WRITTEN PROBLEM.
Retype everything in the listing, leaving each line exactly as it is.

#### DATA LISTING

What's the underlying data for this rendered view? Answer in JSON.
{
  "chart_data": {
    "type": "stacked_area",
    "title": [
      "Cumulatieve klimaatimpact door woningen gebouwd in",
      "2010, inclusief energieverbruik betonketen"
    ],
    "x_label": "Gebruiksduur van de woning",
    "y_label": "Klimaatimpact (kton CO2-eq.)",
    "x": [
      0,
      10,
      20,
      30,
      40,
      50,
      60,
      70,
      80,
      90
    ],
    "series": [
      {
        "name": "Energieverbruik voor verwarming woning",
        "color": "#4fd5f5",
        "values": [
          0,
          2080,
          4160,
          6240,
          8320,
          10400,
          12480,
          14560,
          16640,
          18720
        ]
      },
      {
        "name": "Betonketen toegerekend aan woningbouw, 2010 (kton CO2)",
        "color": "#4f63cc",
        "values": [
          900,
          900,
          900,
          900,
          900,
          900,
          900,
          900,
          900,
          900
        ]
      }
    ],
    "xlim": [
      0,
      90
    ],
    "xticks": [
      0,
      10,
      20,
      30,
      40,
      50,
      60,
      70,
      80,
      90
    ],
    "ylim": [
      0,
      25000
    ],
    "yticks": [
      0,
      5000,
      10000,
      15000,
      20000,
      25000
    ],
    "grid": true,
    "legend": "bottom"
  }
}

########

TASK OUTPUT.
What's the underlying data for this rendered view? Answer in JSON.
{
  "chart_data": {
    "type": "stacked_area",
    "title": [
      "Cumulatieve klimaatimpact door woningen gebouwd in",
      "2010, inclusief energieverbruik betonketen"
    ],
    "x_label": "Gebruiksduur van de woning",
    "y_label": "Klimaatimpact (kton CO2-eq.)",
    "x": [
      0,
      10,
      20,
      30,
      40,
      50,
      60,
      70,
      80,
      90
    ],
    "series": [
      {
        "name": "Energieverbruik voor verwarming woning",
        "color": "#4fd5f5",
        "values": [
          0,
          2080,
          4160,
          6240,
          8320,
          10400,
          12480,
          14560,
          16640,
          18720
        ]
      },
      {
        "name": "Betonketen toegerekend aan woningbouw, 2010 (kton CO2)",
        "color": "#4f63cc",
        "values": [
          900,
          900,
          900,
          900,
          900,
          900,
          900,
          900,
          900,
          900
        ]
      }
    ],
    "xlim": [
      0,
      90
    ],
    "xticks": [
      0,
      10,
      20,
      30,
      40,
      50,
      60,
      70,
      80,
      90
    ],
    "ylim": [
      0,
      25000
    ],
    "yticks": [
      0,
      5000,
      10000,
      15000,
      20000,
      25000
    ],
    "grid": true,
    "legend": "bottom"
  }
}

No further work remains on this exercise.